▶ Set problem:
Restate each of the lines given below, word for word.

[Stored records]

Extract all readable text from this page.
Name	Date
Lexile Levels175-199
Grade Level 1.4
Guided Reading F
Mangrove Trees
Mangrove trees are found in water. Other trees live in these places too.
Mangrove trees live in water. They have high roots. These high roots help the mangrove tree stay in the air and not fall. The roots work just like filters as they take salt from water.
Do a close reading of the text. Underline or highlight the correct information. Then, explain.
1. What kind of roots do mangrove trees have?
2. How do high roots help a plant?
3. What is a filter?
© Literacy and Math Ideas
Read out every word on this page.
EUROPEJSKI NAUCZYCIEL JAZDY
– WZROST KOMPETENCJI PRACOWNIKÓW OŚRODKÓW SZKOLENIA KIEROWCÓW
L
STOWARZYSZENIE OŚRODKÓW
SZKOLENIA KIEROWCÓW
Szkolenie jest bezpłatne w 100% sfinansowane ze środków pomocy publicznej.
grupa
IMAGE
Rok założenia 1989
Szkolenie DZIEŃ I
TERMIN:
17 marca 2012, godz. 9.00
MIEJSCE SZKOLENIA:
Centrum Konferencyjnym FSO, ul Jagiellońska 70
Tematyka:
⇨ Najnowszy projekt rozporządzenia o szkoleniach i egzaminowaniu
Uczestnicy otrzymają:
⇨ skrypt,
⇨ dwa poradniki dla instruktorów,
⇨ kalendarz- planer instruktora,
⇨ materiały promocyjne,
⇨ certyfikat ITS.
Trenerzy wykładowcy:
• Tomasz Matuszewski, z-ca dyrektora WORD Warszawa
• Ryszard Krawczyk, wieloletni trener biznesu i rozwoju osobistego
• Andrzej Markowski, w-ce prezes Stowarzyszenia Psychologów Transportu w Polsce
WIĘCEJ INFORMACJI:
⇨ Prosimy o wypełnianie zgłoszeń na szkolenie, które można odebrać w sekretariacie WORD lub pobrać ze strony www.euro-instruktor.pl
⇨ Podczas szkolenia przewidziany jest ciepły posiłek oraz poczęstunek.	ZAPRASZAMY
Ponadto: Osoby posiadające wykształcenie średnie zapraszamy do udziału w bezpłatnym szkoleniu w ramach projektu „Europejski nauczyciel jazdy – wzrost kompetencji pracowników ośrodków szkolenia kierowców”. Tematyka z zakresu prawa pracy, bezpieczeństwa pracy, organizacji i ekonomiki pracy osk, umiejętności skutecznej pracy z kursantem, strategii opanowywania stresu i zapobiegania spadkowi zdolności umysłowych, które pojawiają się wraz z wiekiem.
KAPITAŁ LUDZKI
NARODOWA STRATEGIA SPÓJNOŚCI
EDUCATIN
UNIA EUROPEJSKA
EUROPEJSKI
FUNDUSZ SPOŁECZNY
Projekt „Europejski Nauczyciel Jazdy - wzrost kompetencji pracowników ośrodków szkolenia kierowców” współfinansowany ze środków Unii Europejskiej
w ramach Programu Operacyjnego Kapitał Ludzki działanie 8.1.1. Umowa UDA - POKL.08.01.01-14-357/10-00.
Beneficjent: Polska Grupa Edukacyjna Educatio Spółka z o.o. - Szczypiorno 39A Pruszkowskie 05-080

▶ The completed task:
Extract all readable text from this page.
Name	Date
Lexile Levels175-199
Grade Level 1.4
Guided Reading F
Mangrove Trees
Mangrove trees are found in water. Other trees live in these places too.
Mangrove trees live in water. They have high roots. These high roots help the mangrove tree stay in the air and not fall. The roots work just like filters as they take salt from water.
Do a close reading of the text. Underline or highlight the correct information. Then, explain.
1. What kind of roots do mangrove trees have?
2. How do high roots help a plant?
3. What is a filter?
© Literacy and Math Ideas
Read out every word on this page.
EUROPEJSKI NAUCZYCIEL JAZDY
– WZROST KOMPETENCJI PRACOWNIKÓW OŚRODKÓW SZKOLENIA KIEROWCÓW
L
STOWARZYSZENIE OŚRODKÓW
SZKOLENIA KIEROWCÓW
Szkolenie jest bezpłatne w 100% sfinansowane ze środków pomocy publicznej.
grupa
IMAGE
Rok założenia 1989
Szkolenie DZIEŃ I
TERMIN:
17 marca 2012, godz. 9.00
MIEJSCE SZKOLENIA:
Centrum Konferencyjnym FSO, ul Jagiellońska 70
Tematyka:
⇨ Najnowszy projekt rozporządzenia o szkoleniach i egzaminowaniu
Uczestnicy otrzymają:
⇨ skrypt,
⇨ dwa poradniki dla instruktorów,
⇨ kalendarz- planer instruktora,
⇨ materiały promocyjne,
⇨ certyfikat ITS.
Trenerzy wykładowcy:
• Tomasz Matuszewski, z-ca dyrektora WORD Warszawa
• Ryszard Krawczyk, wieloletni trener biznesu i rozwoju osobistego
• Andrzej Markowski, w-ce prezes Stowarzyszenia Psychologów Transportu w Polsce
WIĘCEJ INFORMACJI:
⇨ Prosimy o wypełnianie zgłoszeń na szkolenie, które można odebrać w sekretariacie WORD lub pobrać ze strony www.euro-instruktor.pl
⇨ Podczas szkolenia przewidziany jest ciepły posiłek oraz poczęstunek.	ZAPRASZAMY
Ponadto: Osoby posiadające wykształcenie średnie zapraszamy do udziału w bezpłatnym szkoleniu w ramach projektu „Europejski nauczyciel jazdy – wzrost kompetencji pracowników ośrodków szkolenia kierowców”. Tematyka z zakresu prawa pracy, bezpieczeństwa pracy, organizacji i ekonomiki pracy osk, umiejętności skutecznej pracy z kursantem, strategii opanowywania stresu i zapobiegania spadkowi zdolności umysłowych, które pojawiają się wraz z wiekiem.
KAPITAŁ LUDZKI
NARODOWA STRATEGIA SPÓJNOŚCI
EDUCATIN
UNIA EUROPEJSKA
EUROPEJSKI
FUNDUSZ SPOŁECZNY
Projekt „Europejski Nauczyciel Jazdy - wzrost kompetencji pracowników ośrodków szkolenia kierowców” współfinansowany ze środków Unii Europejskiej
w ramach Programu Operacyjnego Kapitał Ludzki działanie 8.1.1. Umowa UDA - POKL.08.01.01-14-357/10-00.
Beneficjent: Polska Grupa Edukacyjna Educatio Spółka z o.o. - Szczypiorno 39A Pruszkowskie 05-080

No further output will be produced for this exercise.